## Problem statement
Scan the data. Collect each line that contains the word "timetables".
-- start of Material provided --
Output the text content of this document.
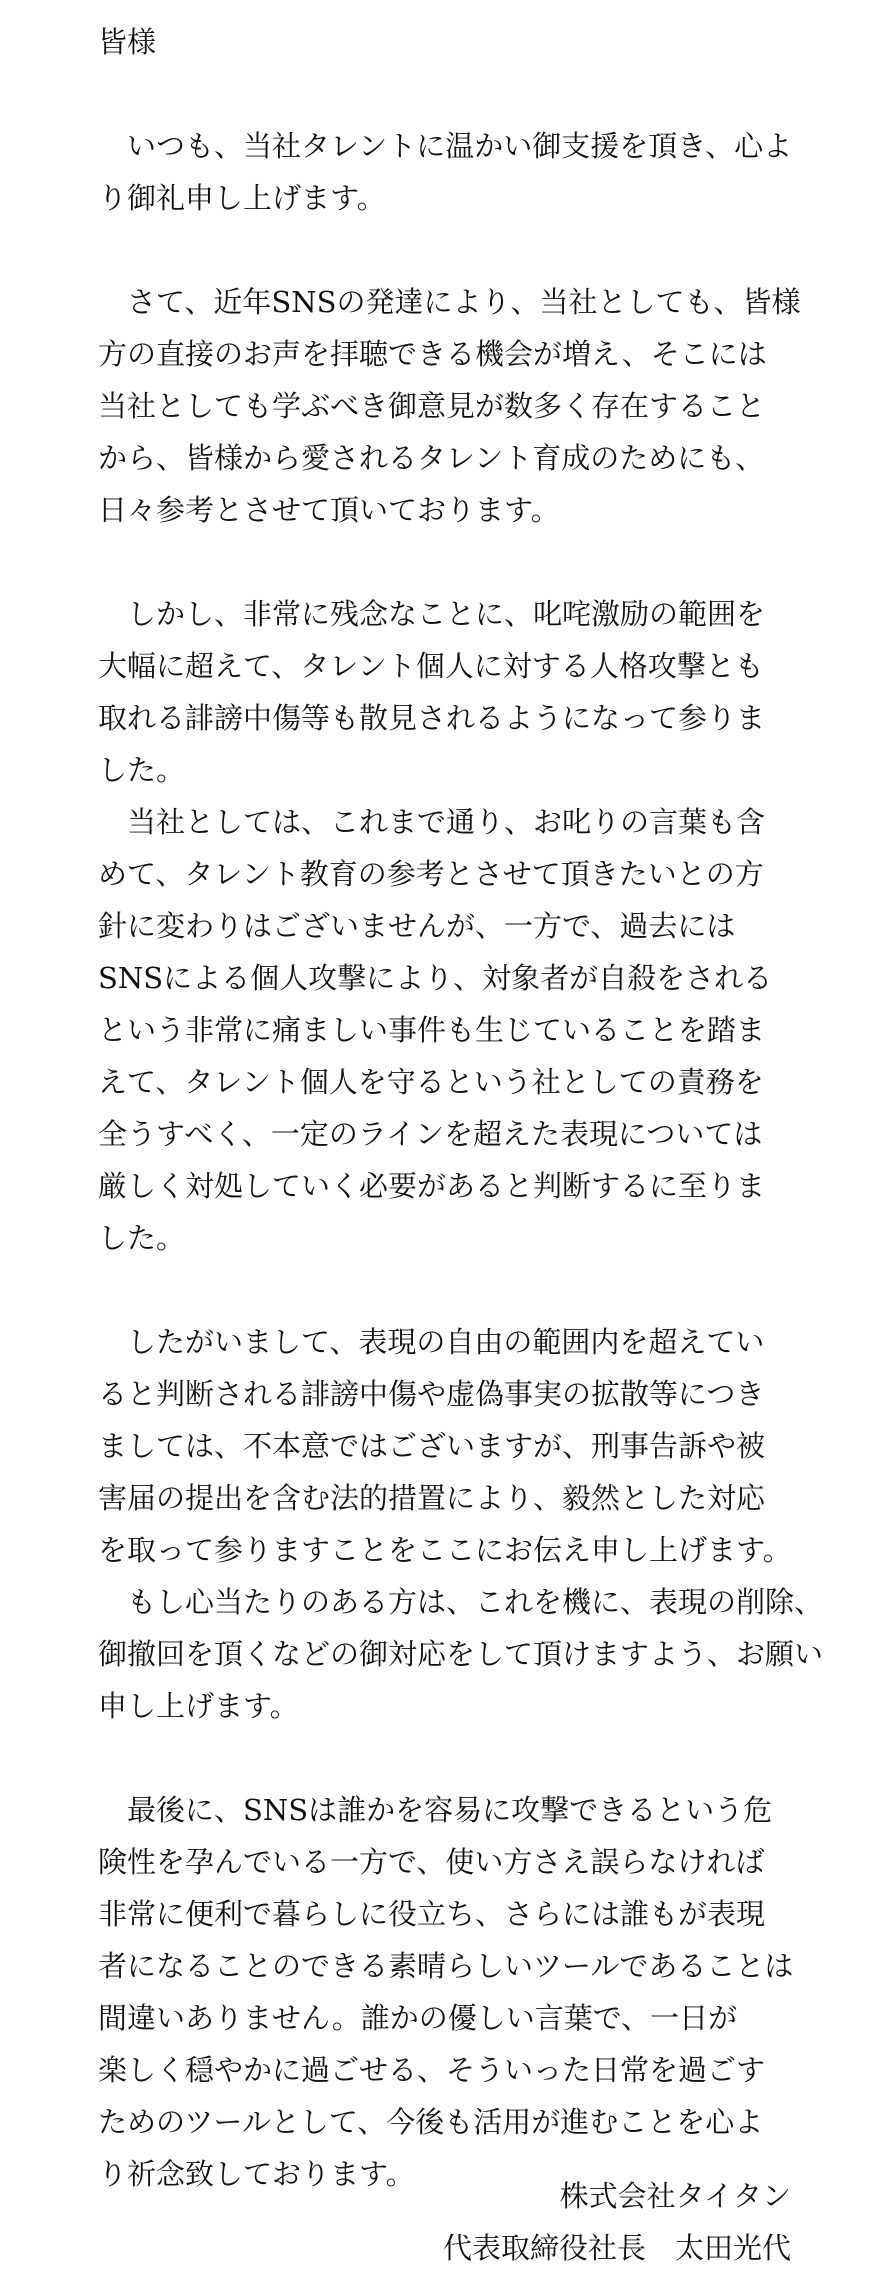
皆様
いつも、当社タレントに温かい御支援を頂き、心よ
り御礼申し上げます。
さて、近年SNSの発達により、当社としても、皆様
方の直接のお声を拝聴できる機会が増え、そこには
当社としても学ぶべき御意見が数多く存在すること
から、皆様から愛されるタレント育成のためにも、
日々参考とさせて頂いております。
しかし、非常に残念なことに、叱咤激励の範囲を
大幅に超えて、タレント個人に対する人格攻撃とも
取れる誹謗中傷等も散見されるようになって参りま
した。
当社としては、これまで通り、お叱りの言葉も含
めて、タレント教育の参考とさせて頂きたいとの方
針に変わりはございませんが、一方で、過去には
SNSによる個人攻撃により、対象者が自殺をされる
という非常に痛ましい事件も生じていることを踏ま
えて、タレント個人を守るという社としての責務を
全うすべく、一定のラインを超えた表現については
厳しく対処していく必要があると判断するに至りま
した。
したがいまして、表現の自由の範囲内を超えてい
ると判断される誹謗中傷や虚偽事実の拡散等につき
ましては、不本意ではございますが、刑事告訴や被
害届の提出を含む法的措置により、毅然とした対応
を取って参りますことをここにお伝え申し上げます。
もし心当たりのある方は、これを機に、表現の削除、
御撤回を頂くなどの御対応をして頂けますよう、お願い
申し上げます。
最後に、SNSは誰かを容易に攻撃できるという危
険性を孕んでいる一方で、使い方さえ誤らなければ
非常に便利で暮らしに役立ち、さらには誰もが表現
者になることのできる素晴らしいツールであることは
間違いありません。誰かの優しい言葉で、一日が
楽しく穏やかに過ごせる、そういった日常を過ごす
ためのツールとして、今後も活用が進むことを心よ
り祈念致しております。
株式会社タイタン
代表取締役社長　太田光代
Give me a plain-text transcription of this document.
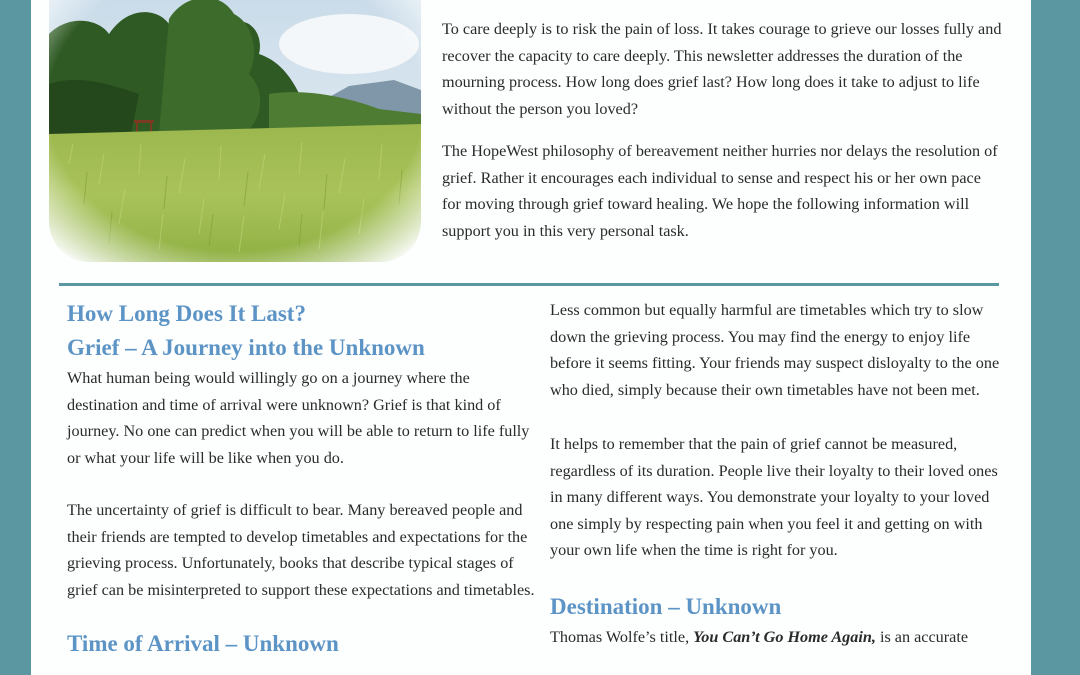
To care deeply is to risk the pain of loss. It takes courage to grieve our losses fully and recover the capacity to care deeply. This newsletter addresses the duration of the mourning process. How long does grief last? How long does it take to adjust to life without the person you loved?

The HopeWest philosophy of bereavement neither hurries nor delays the resolution of grief. Rather it encourages each individual to sense and respect his or her own pace for moving through grief toward healing. We hope the following information will support you in this very personal task.

How Long Does It Last?
Grief – A Journey into the Unknown

What human being would willingly go on a journey where the destination and time of arrival were unknown? Grief is that kind of journey. No one can predict when you will be able to return to life fully or what your life will be like when you do.

The uncertainty of grief is difficult to bear. Many bereaved people and their friends are tempted to develop timetables and expectations for the grieving process. Unfortunately, books that describe typical stages of grief can be misinterpreted to support these expectations and timetables.

Time of Arrival – Unknown

Less common but equally harmful are timetables which try to slow down the grieving process. You may find the energy to enjoy life before it seems fitting. Your friends may suspect disloyalty to the one who died, simply because their own timetables have not been met.

It helps to remember that the pain of grief cannot be measured, regardless of its duration. People live their loyalty to their loved ones in many different ways. You demonstrate your loyalty to your loved one simply by respecting pain when you feel it and getting on with your own life when the time is right for you.

Destination – Unknown

Thomas Wolfe’s title, You Can’t Go Home Again, is an accurate
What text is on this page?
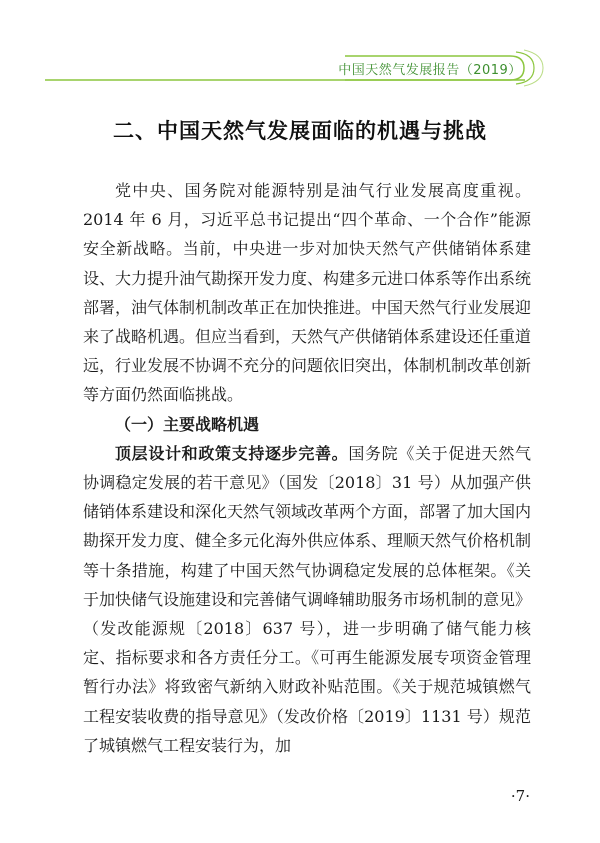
中国天然气发展报告（2019）
二、中国天然气发展面临的机遇与挑战

党中央、国务院对能源特别是油气行业发展高度重视。2014 年 6 月，习近平总书记提出“四个革命、一个合作”能源安全新战略。当前，中央进一步对加快天然气产供储销体系建设、大力提升油气勘探开发力度、构建多元进口体系等作出系统部署，油气体制机制改革正在加快推进。中国天然气行业发展迎来了战略机遇。但应当看到，天然气产供储销体系建设还任重道远，行业发展不协调不充分的问题依旧突出，体制机制改革创新等方面仍然面临挑战。

（一）主要战略机遇

顶层设计和政策支持逐步完善。国务院《关于促进天然气协调稳定发展的若干意见》（国发〔2018〕31 号）从加强产供储销体系建设和深化天然气领域改革两个方面，部署了加大国内勘探开发力度、健全多元化海外供应体系、理顺天然气价格机制等十条措施，构建了中国天然气协调稳定发展的总体框架。《关于加快储气设施建设和完善储气调峰辅助服务市场机制的意见》（发改能源规〔2018〕637 号），进一步明确了储气能力核定、指标要求和各方责任分工。《可再生能源发展专项资金管理暂行办法》将致密气新纳入财政补贴范围。《关于规范城镇燃气工程安装收费的指导意见》（发改价格〔2019〕1131 号）规范了城镇燃气工程安装行为，加

·7·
-- end of Material provided --
## Finished task
The uncertainty of grief is difficult to bear. Many bereaved people and their friends are tempted to develop timetables and expectations for the grieving process. Unfortunately, books that describe typical stages of grief can be misinterpreted to support these expectations and timetables.
Less common but equally harmful are timetables which try to slow down the grieving process. You may find the energy to enjoy life before it seems fitting. Your friends may suspect disloyalty to the one who died, simply because their own timetables have not been met.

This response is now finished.